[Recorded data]
------

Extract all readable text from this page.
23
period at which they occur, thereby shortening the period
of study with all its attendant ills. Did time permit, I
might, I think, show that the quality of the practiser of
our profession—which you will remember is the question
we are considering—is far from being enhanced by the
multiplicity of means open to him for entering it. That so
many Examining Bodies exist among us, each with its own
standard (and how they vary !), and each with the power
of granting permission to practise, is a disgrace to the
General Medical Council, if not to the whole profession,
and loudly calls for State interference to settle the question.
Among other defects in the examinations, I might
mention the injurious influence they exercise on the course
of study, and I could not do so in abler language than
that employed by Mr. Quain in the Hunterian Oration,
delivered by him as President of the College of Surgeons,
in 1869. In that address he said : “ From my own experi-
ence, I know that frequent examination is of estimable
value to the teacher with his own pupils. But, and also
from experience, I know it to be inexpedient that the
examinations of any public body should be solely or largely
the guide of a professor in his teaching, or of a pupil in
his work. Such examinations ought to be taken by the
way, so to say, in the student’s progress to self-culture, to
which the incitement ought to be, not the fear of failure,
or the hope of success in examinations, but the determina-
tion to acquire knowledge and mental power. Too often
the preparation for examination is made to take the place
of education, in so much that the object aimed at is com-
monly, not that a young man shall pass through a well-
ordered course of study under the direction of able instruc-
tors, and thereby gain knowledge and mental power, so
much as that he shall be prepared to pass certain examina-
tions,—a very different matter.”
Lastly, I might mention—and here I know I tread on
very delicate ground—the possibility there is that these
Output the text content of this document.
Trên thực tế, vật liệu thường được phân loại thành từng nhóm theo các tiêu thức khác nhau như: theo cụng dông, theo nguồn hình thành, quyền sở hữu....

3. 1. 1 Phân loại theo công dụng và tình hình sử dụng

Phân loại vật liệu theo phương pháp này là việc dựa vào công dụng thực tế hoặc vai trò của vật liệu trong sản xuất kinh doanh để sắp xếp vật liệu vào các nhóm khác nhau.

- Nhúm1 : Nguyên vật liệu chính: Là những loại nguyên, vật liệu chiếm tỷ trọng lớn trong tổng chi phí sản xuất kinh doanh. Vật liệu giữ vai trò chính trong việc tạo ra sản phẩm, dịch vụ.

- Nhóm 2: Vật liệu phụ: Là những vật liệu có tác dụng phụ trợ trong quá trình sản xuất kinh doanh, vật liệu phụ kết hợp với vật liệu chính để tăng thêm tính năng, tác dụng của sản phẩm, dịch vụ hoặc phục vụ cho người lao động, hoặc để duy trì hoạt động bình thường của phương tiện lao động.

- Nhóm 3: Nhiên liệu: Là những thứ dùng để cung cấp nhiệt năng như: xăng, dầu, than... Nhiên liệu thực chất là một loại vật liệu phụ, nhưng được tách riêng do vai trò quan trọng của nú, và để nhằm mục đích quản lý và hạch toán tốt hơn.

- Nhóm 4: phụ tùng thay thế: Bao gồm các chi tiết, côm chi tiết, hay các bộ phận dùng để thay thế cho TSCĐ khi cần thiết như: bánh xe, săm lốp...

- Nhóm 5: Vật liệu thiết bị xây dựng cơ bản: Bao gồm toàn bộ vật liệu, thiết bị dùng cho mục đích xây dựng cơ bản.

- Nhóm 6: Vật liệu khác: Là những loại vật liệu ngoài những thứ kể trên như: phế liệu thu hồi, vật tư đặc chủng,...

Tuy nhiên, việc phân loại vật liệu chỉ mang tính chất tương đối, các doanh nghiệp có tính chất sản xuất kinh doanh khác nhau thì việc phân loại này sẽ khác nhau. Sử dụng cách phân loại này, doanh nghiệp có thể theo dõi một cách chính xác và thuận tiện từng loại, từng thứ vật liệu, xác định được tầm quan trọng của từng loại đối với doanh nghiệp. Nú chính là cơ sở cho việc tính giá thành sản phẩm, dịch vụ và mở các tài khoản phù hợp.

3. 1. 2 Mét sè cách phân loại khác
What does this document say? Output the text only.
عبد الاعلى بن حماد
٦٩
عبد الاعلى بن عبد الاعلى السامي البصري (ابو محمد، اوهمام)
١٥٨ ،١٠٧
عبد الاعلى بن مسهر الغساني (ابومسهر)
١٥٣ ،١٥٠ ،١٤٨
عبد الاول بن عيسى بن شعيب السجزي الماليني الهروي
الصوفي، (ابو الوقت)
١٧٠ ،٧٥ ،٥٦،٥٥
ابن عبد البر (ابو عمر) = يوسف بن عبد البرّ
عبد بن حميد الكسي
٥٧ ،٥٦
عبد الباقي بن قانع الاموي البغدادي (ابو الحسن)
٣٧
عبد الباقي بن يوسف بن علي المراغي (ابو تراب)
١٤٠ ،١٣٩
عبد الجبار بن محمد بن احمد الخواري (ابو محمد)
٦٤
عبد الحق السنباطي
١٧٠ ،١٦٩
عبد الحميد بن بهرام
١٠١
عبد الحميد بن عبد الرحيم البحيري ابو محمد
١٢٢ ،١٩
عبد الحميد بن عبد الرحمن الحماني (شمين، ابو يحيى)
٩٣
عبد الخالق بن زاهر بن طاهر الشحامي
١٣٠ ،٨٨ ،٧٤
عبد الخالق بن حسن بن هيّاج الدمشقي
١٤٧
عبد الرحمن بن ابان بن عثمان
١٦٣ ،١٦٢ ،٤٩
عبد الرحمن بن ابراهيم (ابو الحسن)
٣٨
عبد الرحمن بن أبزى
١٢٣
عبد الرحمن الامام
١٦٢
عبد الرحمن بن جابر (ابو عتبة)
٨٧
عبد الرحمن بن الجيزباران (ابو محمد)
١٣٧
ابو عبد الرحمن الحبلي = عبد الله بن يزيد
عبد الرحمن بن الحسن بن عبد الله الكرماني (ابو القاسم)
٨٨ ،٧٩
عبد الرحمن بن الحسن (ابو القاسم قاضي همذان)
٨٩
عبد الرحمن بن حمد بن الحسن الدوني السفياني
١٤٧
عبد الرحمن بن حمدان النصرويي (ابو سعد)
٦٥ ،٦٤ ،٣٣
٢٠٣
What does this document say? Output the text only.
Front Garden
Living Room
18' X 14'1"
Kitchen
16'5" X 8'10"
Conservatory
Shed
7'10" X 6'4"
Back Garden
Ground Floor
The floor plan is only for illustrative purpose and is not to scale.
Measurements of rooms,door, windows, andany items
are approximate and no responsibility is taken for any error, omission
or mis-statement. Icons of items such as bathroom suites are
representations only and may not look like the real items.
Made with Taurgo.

------

* _TASK STATEMENT_
Output every entry shown above, exactly.

* _FULL ANSWER_
Extract all readable text from this page.
23
period at which they occur, thereby shortening the period
of study with all its attendant ills. Did time permit, I
might, I think, show that the quality of the practiser of
our profession—which you will remember is the question
we are considering—is far from being enhanced by the
multiplicity of means open to him for entering it. That so
many Examining Bodies exist among us, each with its own
standard (and how they vary !), and each with the power
of granting permission to practise, is a disgrace to the
General Medical Council, if not to the whole profession,
and loudly calls for State interference to settle the question.
Among other defects in the examinations, I might
mention the injurious influence they exercise on the course
of study, and I could not do so in abler language than
that employed by Mr. Quain in the Hunterian Oration,
delivered by him as President of the College of Surgeons,
in 1869. In that address he said : “ From my own experi-
ence, I know that frequent examination is of estimable
value to the teacher with his own pupils. But, and also
from experience, I know it to be inexpedient that the
examinations of any public body should be solely or largely
the guide of a professor in his teaching, or of a pupil in
his work. Such examinations ought to be taken by the
way, so to say, in the student’s progress to self-culture, to
which the incitement ought to be, not the fear of failure,
or the hope of success in examinations, but the determina-
tion to acquire knowledge and mental power. Too often
the preparation for examination is made to take the place
of education, in so much that the object aimed at is com-
monly, not that a young man shall pass through a well-
ordered course of study under the direction of able instruc-
tors, and thereby gain knowledge and mental power, so
much as that he shall be prepared to pass certain examina-
tions,—a very different matter.”
Lastly, I might mention—and here I know I tread on
very delicate ground—the possibility there is that these
Output the text content of this document.
Trên thực tế, vật liệu thường được phân loại thành từng nhóm theo các tiêu thức khác nhau như: theo cụng dông, theo nguồn hình thành, quyền sở hữu....

3. 1. 1 Phân loại theo công dụng và tình hình sử dụng

Phân loại vật liệu theo phương pháp này là việc dựa vào công dụng thực tế hoặc vai trò của vật liệu trong sản xuất kinh doanh để sắp xếp vật liệu vào các nhóm khác nhau.

- Nhúm1 : Nguyên vật liệu chính: Là những loại nguyên, vật liệu chiếm tỷ trọng lớn trong tổng chi phí sản xuất kinh doanh. Vật liệu giữ vai trò chính trong việc tạo ra sản phẩm, dịch vụ.

- Nhóm 2: Vật liệu phụ: Là những vật liệu có tác dụng phụ trợ trong quá trình sản xuất kinh doanh, vật liệu phụ kết hợp với vật liệu chính để tăng thêm tính năng, tác dụng của sản phẩm, dịch vụ hoặc phục vụ cho người lao động, hoặc để duy trì hoạt động bình thường của phương tiện lao động.

- Nhóm 3: Nhiên liệu: Là những thứ dùng để cung cấp nhiệt năng như: xăng, dầu, than... Nhiên liệu thực chất là một loại vật liệu phụ, nhưng được tách riêng do vai trò quan trọng của nú, và để nhằm mục đích quản lý và hạch toán tốt hơn.

- Nhóm 4: phụ tùng thay thế: Bao gồm các chi tiết, côm chi tiết, hay các bộ phận dùng để thay thế cho TSCĐ khi cần thiết như: bánh xe, săm lốp...

- Nhóm 5: Vật liệu thiết bị xây dựng cơ bản: Bao gồm toàn bộ vật liệu, thiết bị dùng cho mục đích xây dựng cơ bản.

- Nhóm 6: Vật liệu khác: Là những loại vật liệu ngoài những thứ kể trên như: phế liệu thu hồi, vật tư đặc chủng,...

Tuy nhiên, việc phân loại vật liệu chỉ mang tính chất tương đối, các doanh nghiệp có tính chất sản xuất kinh doanh khác nhau thì việc phân loại này sẽ khác nhau. Sử dụng cách phân loại này, doanh nghiệp có thể theo dõi một cách chính xác và thuận tiện từng loại, từng thứ vật liệu, xác định được tầm quan trọng của từng loại đối với doanh nghiệp. Nú chính là cơ sở cho việc tính giá thành sản phẩm, dịch vụ và mở các tài khoản phù hợp.

3. 1. 2 Mét sè cách phân loại khác
What does this document say? Output the text only.
عبد الاعلى بن حماد
٦٩
عبد الاعلى بن عبد الاعلى السامي البصري (ابو محمد، اوهمام)
١٥٨ ،١٠٧
عبد الاعلى بن مسهر الغساني (ابومسهر)
١٥٣ ،١٥٠ ،١٤٨
عبد الاول بن عيسى بن شعيب السجزي الماليني الهروي
الصوفي، (ابو الوقت)
١٧٠ ،٧٥ ،٥٦،٥٥
ابن عبد البر (ابو عمر) = يوسف بن عبد البرّ
عبد بن حميد الكسي
٥٧ ،٥٦
عبد الباقي بن قانع الاموي البغدادي (ابو الحسن)
٣٧
عبد الباقي بن يوسف بن علي المراغي (ابو تراب)
١٤٠ ،١٣٩
عبد الجبار بن محمد بن احمد الخواري (ابو محمد)
٦٤
عبد الحق السنباطي
١٧٠ ،١٦٩
عبد الحميد بن بهرام
١٠١
عبد الحميد بن عبد الرحيم البحيري ابو محمد
١٢٢ ،١٩
عبد الحميد بن عبد الرحمن الحماني (شمين، ابو يحيى)
٩٣
عبد الخالق بن زاهر بن طاهر الشحامي
١٣٠ ،٨٨ ،٧٤
عبد الخالق بن حسن بن هيّاج الدمشقي
١٤٧
عبد الرحمن بن ابان بن عثمان
١٦٣ ،١٦٢ ،٤٩
عبد الرحمن بن ابراهيم (ابو الحسن)
٣٨
عبد الرحمن بن أبزى
١٢٣
عبد الرحمن الامام
١٦٢
عبد الرحمن بن جابر (ابو عتبة)
٨٧
عبد الرحمن بن الجيزباران (ابو محمد)
١٣٧
ابو عبد الرحمن الحبلي = عبد الله بن يزيد
عبد الرحمن بن الحسن بن عبد الله الكرماني (ابو القاسم)
٨٨ ،٧٩
عبد الرحمن بن الحسن (ابو القاسم قاضي همذان)
٨٩
عبد الرحمن بن حمد بن الحسن الدوني السفياني
١٤٧
عبد الرحمن بن حمدان النصرويي (ابو سعد)
٦٥ ،٦٤ ،٣٣
٢٠٣
What does this document say? Output the text only.
Front Garden
Living Room
18' X 14'1"
Kitchen
16'5" X 8'10"
Conservatory
Shed
7'10" X 6'4"
Back Garden
Ground Floor
The floor plan is only for illustrative purpose and is not to scale.
Measurements of rooms,door, windows, andany items
are approximate and no responsibility is taken for any error, omission
or mis-statement. Icons of items such as bathroom suites are
representations only and may not look like the real items.
Made with Taurgo.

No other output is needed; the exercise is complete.